## Listed entries
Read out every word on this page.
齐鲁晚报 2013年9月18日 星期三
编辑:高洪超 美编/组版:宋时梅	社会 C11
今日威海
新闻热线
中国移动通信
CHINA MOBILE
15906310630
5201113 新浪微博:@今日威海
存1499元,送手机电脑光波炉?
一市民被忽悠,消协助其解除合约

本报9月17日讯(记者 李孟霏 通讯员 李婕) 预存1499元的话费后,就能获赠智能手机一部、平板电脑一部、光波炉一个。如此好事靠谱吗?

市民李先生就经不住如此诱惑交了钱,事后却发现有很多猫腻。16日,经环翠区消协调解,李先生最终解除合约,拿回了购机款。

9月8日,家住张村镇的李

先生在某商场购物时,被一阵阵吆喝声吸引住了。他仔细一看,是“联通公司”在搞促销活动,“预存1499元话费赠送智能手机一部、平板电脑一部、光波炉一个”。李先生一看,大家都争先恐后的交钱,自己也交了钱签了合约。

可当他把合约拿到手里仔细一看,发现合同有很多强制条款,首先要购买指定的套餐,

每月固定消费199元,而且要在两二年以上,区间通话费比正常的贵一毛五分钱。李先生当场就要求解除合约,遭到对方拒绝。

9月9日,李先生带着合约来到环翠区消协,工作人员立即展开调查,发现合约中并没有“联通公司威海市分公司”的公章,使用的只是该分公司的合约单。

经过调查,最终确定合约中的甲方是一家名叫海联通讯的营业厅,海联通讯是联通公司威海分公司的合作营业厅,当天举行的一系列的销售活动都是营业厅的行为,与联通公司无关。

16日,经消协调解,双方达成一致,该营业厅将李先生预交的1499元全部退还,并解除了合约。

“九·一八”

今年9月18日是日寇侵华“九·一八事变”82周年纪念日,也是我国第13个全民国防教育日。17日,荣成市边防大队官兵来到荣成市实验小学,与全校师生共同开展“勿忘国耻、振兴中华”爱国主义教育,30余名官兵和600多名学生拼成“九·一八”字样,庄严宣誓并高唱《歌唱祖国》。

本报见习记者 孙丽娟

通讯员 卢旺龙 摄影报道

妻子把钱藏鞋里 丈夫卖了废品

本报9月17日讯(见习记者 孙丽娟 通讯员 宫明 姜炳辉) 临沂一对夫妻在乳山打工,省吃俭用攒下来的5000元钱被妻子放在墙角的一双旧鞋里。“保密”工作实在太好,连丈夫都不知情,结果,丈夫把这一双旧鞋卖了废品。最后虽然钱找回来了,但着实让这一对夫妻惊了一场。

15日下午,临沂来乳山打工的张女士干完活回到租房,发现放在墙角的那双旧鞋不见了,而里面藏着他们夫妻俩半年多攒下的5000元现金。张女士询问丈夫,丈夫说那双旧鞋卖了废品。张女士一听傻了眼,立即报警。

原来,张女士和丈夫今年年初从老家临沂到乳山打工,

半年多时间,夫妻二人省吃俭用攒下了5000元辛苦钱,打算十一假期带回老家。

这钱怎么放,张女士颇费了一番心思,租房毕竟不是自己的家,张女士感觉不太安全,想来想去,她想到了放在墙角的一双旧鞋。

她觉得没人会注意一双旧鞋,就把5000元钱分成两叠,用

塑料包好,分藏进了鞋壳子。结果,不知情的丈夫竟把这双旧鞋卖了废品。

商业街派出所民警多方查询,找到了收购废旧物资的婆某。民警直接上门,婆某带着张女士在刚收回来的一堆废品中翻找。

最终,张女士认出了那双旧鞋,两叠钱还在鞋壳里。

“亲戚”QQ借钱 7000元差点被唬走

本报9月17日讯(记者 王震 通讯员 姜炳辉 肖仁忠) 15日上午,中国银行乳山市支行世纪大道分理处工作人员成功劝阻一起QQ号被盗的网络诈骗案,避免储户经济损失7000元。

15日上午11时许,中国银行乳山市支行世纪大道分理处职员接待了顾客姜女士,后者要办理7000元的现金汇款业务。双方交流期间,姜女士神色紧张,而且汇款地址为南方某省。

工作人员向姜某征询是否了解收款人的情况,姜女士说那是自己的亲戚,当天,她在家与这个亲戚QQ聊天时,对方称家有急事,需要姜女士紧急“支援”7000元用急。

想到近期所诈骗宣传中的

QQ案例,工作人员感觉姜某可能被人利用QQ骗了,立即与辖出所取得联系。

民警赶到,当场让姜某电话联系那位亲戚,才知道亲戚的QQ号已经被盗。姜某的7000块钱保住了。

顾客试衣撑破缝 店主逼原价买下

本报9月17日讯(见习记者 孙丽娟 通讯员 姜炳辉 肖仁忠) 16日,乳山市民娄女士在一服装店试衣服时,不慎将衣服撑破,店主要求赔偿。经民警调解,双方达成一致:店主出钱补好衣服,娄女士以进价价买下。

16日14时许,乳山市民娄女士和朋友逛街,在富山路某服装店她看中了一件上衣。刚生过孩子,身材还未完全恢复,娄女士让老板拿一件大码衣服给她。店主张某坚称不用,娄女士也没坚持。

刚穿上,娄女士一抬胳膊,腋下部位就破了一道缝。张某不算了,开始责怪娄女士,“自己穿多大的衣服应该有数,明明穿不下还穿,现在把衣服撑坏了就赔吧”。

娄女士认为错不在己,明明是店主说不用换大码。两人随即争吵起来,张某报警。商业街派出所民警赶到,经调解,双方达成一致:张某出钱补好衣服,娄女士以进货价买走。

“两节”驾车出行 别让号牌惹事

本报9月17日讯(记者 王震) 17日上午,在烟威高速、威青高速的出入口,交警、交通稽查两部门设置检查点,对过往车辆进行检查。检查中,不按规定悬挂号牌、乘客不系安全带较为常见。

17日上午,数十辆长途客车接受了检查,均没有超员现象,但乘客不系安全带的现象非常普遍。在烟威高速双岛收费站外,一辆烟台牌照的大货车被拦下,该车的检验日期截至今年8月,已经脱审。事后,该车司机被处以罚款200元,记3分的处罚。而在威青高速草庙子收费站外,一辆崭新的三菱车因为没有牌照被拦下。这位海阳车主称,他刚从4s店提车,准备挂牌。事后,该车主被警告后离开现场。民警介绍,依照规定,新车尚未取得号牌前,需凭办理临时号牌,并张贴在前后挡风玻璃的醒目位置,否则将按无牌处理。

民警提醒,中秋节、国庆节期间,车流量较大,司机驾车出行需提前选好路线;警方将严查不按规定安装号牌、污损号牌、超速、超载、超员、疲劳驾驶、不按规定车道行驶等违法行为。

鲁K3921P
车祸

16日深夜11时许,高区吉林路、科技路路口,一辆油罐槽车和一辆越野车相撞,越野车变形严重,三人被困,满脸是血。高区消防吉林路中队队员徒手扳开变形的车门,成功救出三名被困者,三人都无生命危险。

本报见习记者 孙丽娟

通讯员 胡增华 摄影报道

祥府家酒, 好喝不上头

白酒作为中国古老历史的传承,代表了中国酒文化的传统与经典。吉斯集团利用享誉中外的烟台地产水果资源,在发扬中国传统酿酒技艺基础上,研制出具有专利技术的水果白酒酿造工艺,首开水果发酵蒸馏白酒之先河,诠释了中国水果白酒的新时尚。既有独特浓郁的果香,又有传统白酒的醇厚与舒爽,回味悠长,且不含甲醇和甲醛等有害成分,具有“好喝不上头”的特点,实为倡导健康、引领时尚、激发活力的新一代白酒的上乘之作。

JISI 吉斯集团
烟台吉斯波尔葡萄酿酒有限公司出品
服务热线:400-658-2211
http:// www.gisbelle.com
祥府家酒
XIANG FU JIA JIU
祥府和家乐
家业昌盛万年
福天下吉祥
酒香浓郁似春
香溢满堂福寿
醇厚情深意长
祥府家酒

## Challenge
Copy out each record exactly as given, omitting none.

## Answer in full
Read out every word on this page.
齐鲁晚报 2013年9月18日 星期三
编辑:高洪超 美编/组版:宋时梅	社会 C11
今日威海
新闻热线
中国移动通信
CHINA MOBILE
15906310630
5201113 新浪微博:@今日威海
存1499元,送手机电脑光波炉?
一市民被忽悠,消协助其解除合约

本报9月17日讯(记者 李孟霏 通讯员 李婕) 预存1499元的话费后,就能获赠智能手机一部、平板电脑一部、光波炉一个。如此好事靠谱吗?

市民李先生就经不住如此诱惑交了钱,事后却发现有很多猫腻。16日,经环翠区消协调解,李先生最终解除合约,拿回了购机款。

9月8日,家住张村镇的李

先生在某商场购物时,被一阵阵吆喝声吸引住了。他仔细一看,是“联通公司”在搞促销活动,“预存1499元话费赠送智能手机一部、平板电脑一部、光波炉一个”。李先生一看,大家都争先恐后的交钱,自己也交了钱签了合约。

可当他把合约拿到手里仔细一看,发现合同有很多强制条款,首先要购买指定的套餐,

每月固定消费199元,而且要在两二年以上,区间通话费比正常的贵一毛五分钱。李先生当场就要求解除合约,遭到对方拒绝。

9月9日,李先生带着合约来到环翠区消协,工作人员立即展开调查,发现合约中并没有“联通公司威海市分公司”的公章,使用的只是该分公司的合约单。

经过调查,最终确定合约中的甲方是一家名叫海联通讯的营业厅,海联通讯是联通公司威海分公司的合作营业厅,当天举行的一系列的销售活动都是营业厅的行为,与联通公司无关。

16日,经消协调解,双方达成一致,该营业厅将李先生预交的1499元全部退还,并解除了合约。

“九·一八”

今年9月18日是日寇侵华“九·一八事变”82周年纪念日,也是我国第13个全民国防教育日。17日,荣成市边防大队官兵来到荣成市实验小学,与全校师生共同开展“勿忘国耻、振兴中华”爱国主义教育,30余名官兵和600多名学生拼成“九·一八”字样,庄严宣誓并高唱《歌唱祖国》。

本报见习记者 孙丽娟

通讯员 卢旺龙 摄影报道

妻子把钱藏鞋里 丈夫卖了废品

本报9月17日讯(见习记者 孙丽娟 通讯员 宫明 姜炳辉) 临沂一对夫妻在乳山打工,省吃俭用攒下来的5000元钱被妻子放在墙角的一双旧鞋里。“保密”工作实在太好,连丈夫都不知情,结果,丈夫把这一双旧鞋卖了废品。最后虽然钱找回来了,但着实让这一对夫妻惊了一场。

15日下午,临沂来乳山打工的张女士干完活回到租房,发现放在墙角的那双旧鞋不见了,而里面藏着他们夫妻俩半年多攒下的5000元现金。张女士询问丈夫,丈夫说那双旧鞋卖了废品。张女士一听傻了眼,立即报警。

原来,张女士和丈夫今年年初从老家临沂到乳山打工,

半年多时间,夫妻二人省吃俭用攒下了5000元辛苦钱,打算十一假期带回老家。

这钱怎么放,张女士颇费了一番心思,租房毕竟不是自己的家,张女士感觉不太安全,想来想去,她想到了放在墙角的一双旧鞋。

她觉得没人会注意一双旧鞋,就把5000元钱分成两叠,用

塑料包好,分藏进了鞋壳子。结果,不知情的丈夫竟把这双旧鞋卖了废品。

商业街派出所民警多方查询,找到了收购废旧物资的婆某。民警直接上门,婆某带着张女士在刚收回来的一堆废品中翻找。

最终,张女士认出了那双旧鞋,两叠钱还在鞋壳里。

“亲戚”QQ借钱 7000元差点被唬走

本报9月17日讯(记者 王震 通讯员 姜炳辉 肖仁忠) 15日上午,中国银行乳山市支行世纪大道分理处工作人员成功劝阻一起QQ号被盗的网络诈骗案,避免储户经济损失7000元。

15日上午11时许,中国银行乳山市支行世纪大道分理处职员接待了顾客姜女士,后者要办理7000元的现金汇款业务。双方交流期间,姜女士神色紧张,而且汇款地址为南方某省。

工作人员向姜某征询是否了解收款人的情况,姜女士说那是自己的亲戚,当天,她在家与这个亲戚QQ聊天时,对方称家有急事,需要姜女士紧急“支援”7000元用急。

想到近期所诈骗宣传中的

QQ案例,工作人员感觉姜某可能被人利用QQ骗了,立即与辖出所取得联系。

民警赶到,当场让姜某电话联系那位亲戚,才知道亲戚的QQ号已经被盗。姜某的7000块钱保住了。

顾客试衣撑破缝 店主逼原价买下

本报9月17日讯(见习记者 孙丽娟 通讯员 姜炳辉 肖仁忠) 16日,乳山市民娄女士在一服装店试衣服时,不慎将衣服撑破,店主要求赔偿。经民警调解,双方达成一致:店主出钱补好衣服,娄女士以进价价买下。

16日14时许,乳山市民娄女士和朋友逛街,在富山路某服装店她看中了一件上衣。刚生过孩子,身材还未完全恢复,娄女士让老板拿一件大码衣服给她。店主张某坚称不用,娄女士也没坚持。

刚穿上,娄女士一抬胳膊,腋下部位就破了一道缝。张某不算了,开始责怪娄女士,“自己穿多大的衣服应该有数,明明穿不下还穿,现在把衣服撑坏了就赔吧”。

娄女士认为错不在己,明明是店主说不用换大码。两人随即争吵起来,张某报警。商业街派出所民警赶到,经调解,双方达成一致:张某出钱补好衣服,娄女士以进货价买走。

“两节”驾车出行 别让号牌惹事

本报9月17日讯(记者 王震) 17日上午,在烟威高速、威青高速的出入口,交警、交通稽查两部门设置检查点,对过往车辆进行检查。检查中,不按规定悬挂号牌、乘客不系安全带较为常见。

17日上午,数十辆长途客车接受了检查,均没有超员现象,但乘客不系安全带的现象非常普遍。在烟威高速双岛收费站外,一辆烟台牌照的大货车被拦下,该车的检验日期截至今年8月,已经脱审。事后,该车司机被处以罚款200元,记3分的处罚。而在威青高速草庙子收费站外,一辆崭新的三菱车因为没有牌照被拦下。这位海阳车主称,他刚从4s店提车,准备挂牌。事后,该车主被警告后离开现场。民警介绍,依照规定,新车尚未取得号牌前,需凭办理临时号牌,并张贴在前后挡风玻璃的醒目位置,否则将按无牌处理。

民警提醒,中秋节、国庆节期间,车流量较大,司机驾车出行需提前选好路线;警方将严查不按规定安装号牌、污损号牌、超速、超载、超员、疲劳驾驶、不按规定车道行驶等违法行为。

鲁K3921P
车祸

16日深夜11时许,高区吉林路、科技路路口,一辆油罐槽车和一辆越野车相撞,越野车变形严重,三人被困,满脸是血。高区消防吉林路中队队员徒手扳开变形的车门,成功救出三名被困者,三人都无生命危险。

本报见习记者 孙丽娟

通讯员 胡增华 摄影报道

祥府家酒, 好喝不上头

白酒作为中国古老历史的传承,代表了中国酒文化的传统与经典。吉斯集团利用享誉中外的烟台地产水果资源,在发扬中国传统酿酒技艺基础上,研制出具有专利技术的水果白酒酿造工艺,首开水果发酵蒸馏白酒之先河,诠释了中国水果白酒的新时尚。既有独特浓郁的果香,又有传统白酒的醇厚与舒爽,回味悠长,且不含甲醇和甲醛等有害成分,具有“好喝不上头”的特点,实为倡导健康、引领时尚、激发活力的新一代白酒的上乘之作。

JISI 吉斯集团
烟台吉斯波尔葡萄酿酒有限公司出品
服务热线:400-658-2211
http:// www.gisbelle.com
祥府家酒
XIANG FU JIA JIU
祥府和家乐
家业昌盛万年
福天下吉祥
酒香浓郁似春
香溢满堂福寿
醇厚情深意长
祥府家酒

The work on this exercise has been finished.